- [DATA LISTING]
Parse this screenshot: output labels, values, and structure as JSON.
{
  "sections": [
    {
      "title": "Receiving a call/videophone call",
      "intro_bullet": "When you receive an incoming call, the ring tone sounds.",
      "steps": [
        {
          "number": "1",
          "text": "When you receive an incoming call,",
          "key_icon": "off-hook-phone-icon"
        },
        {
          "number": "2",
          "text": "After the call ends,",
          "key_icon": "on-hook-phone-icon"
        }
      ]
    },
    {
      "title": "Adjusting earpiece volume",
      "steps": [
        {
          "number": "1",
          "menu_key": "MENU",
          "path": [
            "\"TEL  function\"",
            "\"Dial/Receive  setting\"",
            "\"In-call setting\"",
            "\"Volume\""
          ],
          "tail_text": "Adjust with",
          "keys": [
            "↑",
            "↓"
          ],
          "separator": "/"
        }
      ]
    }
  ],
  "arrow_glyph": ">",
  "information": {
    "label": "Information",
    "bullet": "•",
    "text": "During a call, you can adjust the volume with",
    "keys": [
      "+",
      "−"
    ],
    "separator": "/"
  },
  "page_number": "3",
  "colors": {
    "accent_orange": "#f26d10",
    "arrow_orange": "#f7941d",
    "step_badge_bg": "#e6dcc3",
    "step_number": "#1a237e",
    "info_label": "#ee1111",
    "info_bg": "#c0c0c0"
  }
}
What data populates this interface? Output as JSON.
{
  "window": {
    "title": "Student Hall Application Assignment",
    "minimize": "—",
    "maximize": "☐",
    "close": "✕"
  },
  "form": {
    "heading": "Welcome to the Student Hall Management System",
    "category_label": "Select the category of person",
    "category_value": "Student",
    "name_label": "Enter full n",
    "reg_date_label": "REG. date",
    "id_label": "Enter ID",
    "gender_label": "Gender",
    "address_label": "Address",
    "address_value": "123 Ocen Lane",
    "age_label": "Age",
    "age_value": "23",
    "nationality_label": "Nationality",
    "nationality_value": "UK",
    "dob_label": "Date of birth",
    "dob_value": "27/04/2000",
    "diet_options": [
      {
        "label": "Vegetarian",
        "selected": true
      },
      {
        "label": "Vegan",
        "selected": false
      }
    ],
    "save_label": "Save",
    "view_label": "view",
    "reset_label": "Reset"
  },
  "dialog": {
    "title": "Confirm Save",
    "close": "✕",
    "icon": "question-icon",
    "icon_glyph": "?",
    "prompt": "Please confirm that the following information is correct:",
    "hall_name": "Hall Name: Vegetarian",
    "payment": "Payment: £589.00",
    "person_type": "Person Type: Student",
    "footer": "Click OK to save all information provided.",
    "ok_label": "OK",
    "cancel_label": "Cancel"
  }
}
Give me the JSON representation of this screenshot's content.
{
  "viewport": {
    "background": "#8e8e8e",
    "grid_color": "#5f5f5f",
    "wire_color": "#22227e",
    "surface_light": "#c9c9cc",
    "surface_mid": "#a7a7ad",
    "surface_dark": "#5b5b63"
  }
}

- [WHAT IS ASKED]
Reproduce only the lines from the line containing "Give me the" to the last line of the material above, both of those lines included.

- [OUTPUT OF THE EXERCISE]
Give me the JSON representation of this screenshot's content.
{
  "viewport": {
    "background": "#8e8e8e",
    "grid_color": "#5f5f5f",
    "wire_color": "#22227e",
    "surface_light": "#c9c9cc",
    "surface_mid": "#a7a7ad",
    "surface_dark": "#5b5b63"
  }
}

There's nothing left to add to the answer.